── Listed entries ──

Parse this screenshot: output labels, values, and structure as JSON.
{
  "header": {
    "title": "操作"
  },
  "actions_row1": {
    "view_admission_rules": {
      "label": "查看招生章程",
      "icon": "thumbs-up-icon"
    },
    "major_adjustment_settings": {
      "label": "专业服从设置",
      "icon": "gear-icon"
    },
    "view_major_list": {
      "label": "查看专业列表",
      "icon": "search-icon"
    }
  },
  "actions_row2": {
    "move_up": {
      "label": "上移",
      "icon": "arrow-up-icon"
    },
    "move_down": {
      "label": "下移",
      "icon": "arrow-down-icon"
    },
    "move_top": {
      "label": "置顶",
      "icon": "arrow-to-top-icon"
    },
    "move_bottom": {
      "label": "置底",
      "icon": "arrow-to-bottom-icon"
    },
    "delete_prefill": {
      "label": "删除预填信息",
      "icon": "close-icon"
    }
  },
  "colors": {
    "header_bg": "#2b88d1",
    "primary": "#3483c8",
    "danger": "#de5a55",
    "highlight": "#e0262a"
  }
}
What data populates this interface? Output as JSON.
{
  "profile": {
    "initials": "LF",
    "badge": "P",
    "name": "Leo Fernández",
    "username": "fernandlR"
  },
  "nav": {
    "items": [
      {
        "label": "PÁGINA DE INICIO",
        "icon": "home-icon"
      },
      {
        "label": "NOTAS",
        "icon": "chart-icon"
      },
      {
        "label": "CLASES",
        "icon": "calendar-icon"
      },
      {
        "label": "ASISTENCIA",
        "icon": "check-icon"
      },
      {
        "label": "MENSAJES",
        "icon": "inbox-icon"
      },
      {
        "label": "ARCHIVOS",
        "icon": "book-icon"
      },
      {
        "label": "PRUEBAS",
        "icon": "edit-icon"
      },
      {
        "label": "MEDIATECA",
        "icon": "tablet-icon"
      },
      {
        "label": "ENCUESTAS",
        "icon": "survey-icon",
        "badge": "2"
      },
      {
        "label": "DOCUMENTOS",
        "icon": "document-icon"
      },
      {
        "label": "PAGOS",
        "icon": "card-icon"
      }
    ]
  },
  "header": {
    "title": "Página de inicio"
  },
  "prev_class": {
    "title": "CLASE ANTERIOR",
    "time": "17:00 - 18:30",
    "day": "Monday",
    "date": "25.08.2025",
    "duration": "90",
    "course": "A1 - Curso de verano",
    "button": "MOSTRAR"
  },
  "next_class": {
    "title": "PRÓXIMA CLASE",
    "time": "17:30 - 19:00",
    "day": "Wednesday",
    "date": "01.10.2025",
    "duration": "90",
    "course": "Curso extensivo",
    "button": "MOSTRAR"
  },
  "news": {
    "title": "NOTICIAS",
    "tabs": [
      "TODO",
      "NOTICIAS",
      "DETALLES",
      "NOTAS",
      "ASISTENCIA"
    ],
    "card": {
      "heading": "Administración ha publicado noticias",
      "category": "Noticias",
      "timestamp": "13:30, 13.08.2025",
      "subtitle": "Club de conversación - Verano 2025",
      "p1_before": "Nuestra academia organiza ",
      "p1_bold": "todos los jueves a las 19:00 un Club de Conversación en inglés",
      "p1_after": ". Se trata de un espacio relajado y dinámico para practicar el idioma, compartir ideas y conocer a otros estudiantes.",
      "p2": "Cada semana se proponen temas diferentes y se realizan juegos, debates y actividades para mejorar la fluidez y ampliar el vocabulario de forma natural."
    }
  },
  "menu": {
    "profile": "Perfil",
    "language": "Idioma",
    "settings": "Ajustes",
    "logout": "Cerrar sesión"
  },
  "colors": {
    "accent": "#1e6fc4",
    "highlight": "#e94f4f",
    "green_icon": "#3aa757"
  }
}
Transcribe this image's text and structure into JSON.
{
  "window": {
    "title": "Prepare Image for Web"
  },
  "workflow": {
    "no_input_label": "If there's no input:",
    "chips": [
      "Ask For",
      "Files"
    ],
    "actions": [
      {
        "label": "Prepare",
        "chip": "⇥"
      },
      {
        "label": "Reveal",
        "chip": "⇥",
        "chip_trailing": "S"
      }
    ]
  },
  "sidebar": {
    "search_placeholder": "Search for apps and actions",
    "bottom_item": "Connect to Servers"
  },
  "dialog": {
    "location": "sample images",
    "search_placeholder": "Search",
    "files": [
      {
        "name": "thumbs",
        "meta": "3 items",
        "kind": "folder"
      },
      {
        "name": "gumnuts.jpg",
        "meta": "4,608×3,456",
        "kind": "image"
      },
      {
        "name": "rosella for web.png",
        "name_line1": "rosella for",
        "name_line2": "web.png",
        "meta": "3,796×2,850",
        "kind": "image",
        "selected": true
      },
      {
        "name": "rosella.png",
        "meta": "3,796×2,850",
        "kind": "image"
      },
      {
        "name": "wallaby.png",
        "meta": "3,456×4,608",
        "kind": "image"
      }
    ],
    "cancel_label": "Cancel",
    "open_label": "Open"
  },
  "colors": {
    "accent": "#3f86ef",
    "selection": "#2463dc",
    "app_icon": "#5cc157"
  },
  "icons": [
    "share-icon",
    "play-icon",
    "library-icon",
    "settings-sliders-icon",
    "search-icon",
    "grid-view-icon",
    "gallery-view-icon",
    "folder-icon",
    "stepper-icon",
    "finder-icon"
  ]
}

───

Extract the full set of entries word for word.

● Response to this exercise:
Parse this screenshot: output labels, values, and structure as JSON.
{
  "header": {
    "title": "操作"
  },
  "actions_row1": {
    "view_admission_rules": {
      "label": "查看招生章程",
      "icon": "thumbs-up-icon"
    },
    "major_adjustment_settings": {
      "label": "专业服从设置",
      "icon": "gear-icon"
    },
    "view_major_list": {
      "label": "查看专业列表",
      "icon": "search-icon"
    }
  },
  "actions_row2": {
    "move_up": {
      "label": "上移",
      "icon": "arrow-up-icon"
    },
    "move_down": {
      "label": "下移",
      "icon": "arrow-down-icon"
    },
    "move_top": {
      "label": "置顶",
      "icon": "arrow-to-top-icon"
    },
    "move_bottom": {
      "label": "置底",
      "icon": "arrow-to-bottom-icon"
    },
    "delete_prefill": {
      "label": "删除预填信息",
      "icon": "close-icon"
    }
  },
  "colors": {
    "header_bg": "#2b88d1",
    "primary": "#3483c8",
    "danger": "#de5a55",
    "highlight": "#e0262a"
  }
}
What data populates this interface? Output as JSON.
{
  "profile": {
    "initials": "LF",
    "badge": "P",
    "name": "Leo Fernández",
    "username": "fernandlR"
  },
  "nav": {
    "items": [
      {
        "label": "PÁGINA DE INICIO",
        "icon": "home-icon"
      },
      {
        "label": "NOTAS",
        "icon": "chart-icon"
      },
      {
        "label": "CLASES",
        "icon": "calendar-icon"
      },
      {
        "label": "ASISTENCIA",
        "icon": "check-icon"
      },
      {
        "label": "MENSAJES",
        "icon": "inbox-icon"
      },
      {
        "label": "ARCHIVOS",
        "icon": "book-icon"
      },
      {
        "label": "PRUEBAS",
        "icon": "edit-icon"
      },
      {
        "label": "MEDIATECA",
        "icon": "tablet-icon"
      },
      {
        "label": "ENCUESTAS",
        "icon": "survey-icon",
        "badge": "2"
      },
      {
        "label": "DOCUMENTOS",
        "icon": "document-icon"
      },
      {
        "label": "PAGOS",
        "icon": "card-icon"
      }
    ]
  },
  "header": {
    "title": "Página de inicio"
  },
  "prev_class": {
    "title": "CLASE ANTERIOR",
    "time": "17:00 - 18:30",
    "day": "Monday",
    "date": "25.08.2025",
    "duration": "90",
    "course": "A1 - Curso de verano",
    "button": "MOSTRAR"
  },
  "next_class": {
    "title": "PRÓXIMA CLASE",
    "time": "17:30 - 19:00",
    "day": "Wednesday",
    "date": "01.10.2025",
    "duration": "90",
    "course": "Curso extensivo",
    "button": "MOSTRAR"
  },
  "news": {
    "title": "NOTICIAS",
    "tabs": [
      "TODO",
      "NOTICIAS",
      "DETALLES",
      "NOTAS",
      "ASISTENCIA"
    ],
    "card": {
      "heading": "Administración ha publicado noticias",
      "category": "Noticias",
      "timestamp": "13:30, 13.08.2025",
      "subtitle": "Club de conversación - Verano 2025",
      "p1_before": "Nuestra academia organiza ",
      "p1_bold": "todos los jueves a las 19:00 un Club de Conversación en inglés",
      "p1_after": ". Se trata de un espacio relajado y dinámico para practicar el idioma, compartir ideas y conocer a otros estudiantes.",
      "p2": "Cada semana se proponen temas diferentes y se realizan juegos, debates y actividades para mejorar la fluidez y ampliar el vocabulario de forma natural."
    }
  },
  "menu": {
    "profile": "Perfil",
    "language": "Idioma",
    "settings": "Ajustes",
    "logout": "Cerrar sesión"
  },
  "colors": {
    "accent": "#1e6fc4",
    "highlight": "#e94f4f",
    "green_icon": "#3aa757"
  }
}
Transcribe this image's text and structure into JSON.
{
  "window": {
    "title": "Prepare Image for Web"
  },
  "workflow": {
    "no_input_label": "If there's no input:",
    "chips": [
      "Ask For",
      "Files"
    ],
    "actions": [
      {
        "label": "Prepare",
        "chip": "⇥"
      },
      {
        "label": "Reveal",
        "chip": "⇥",
        "chip_trailing": "S"
      }
    ]
  },
  "sidebar": {
    "search_placeholder": "Search for apps and actions",
    "bottom_item": "Connect to Servers"
  },
  "dialog": {
    "location": "sample images",
    "search_placeholder": "Search",
    "files": [
      {
        "name": "thumbs",
        "meta": "3 items",
        "kind": "folder"
      },
      {
        "name": "gumnuts.jpg",
        "meta": "4,608×3,456",
        "kind": "image"
      },
      {
        "name": "rosella for web.png",
        "name_line1": "rosella for",
        "name_line2": "web.png",
        "meta": "3,796×2,850",
        "kind": "image",
        "selected": true
      },
      {
        "name": "rosella.png",
        "meta": "3,796×2,850",
        "kind": "image"
      },
      {
        "name": "wallaby.png",
        "meta": "3,456×4,608",
        "kind": "image"
      }
    ],
    "cancel_label": "Cancel",
    "open_label": "Open"
  },
  "colors": {
    "accent": "#3f86ef",
    "selection": "#2463dc",
    "app_icon": "#5cc157"
  },
  "icons": [
    "share-icon",
    "play-icon",
    "library-icon",
    "settings-sliders-icon",
    "search-icon",
    "grid-view-icon",
    "gallery-view-icon",
    "folder-icon",
    "stepper-icon",
    "finder-icon"
  ]
}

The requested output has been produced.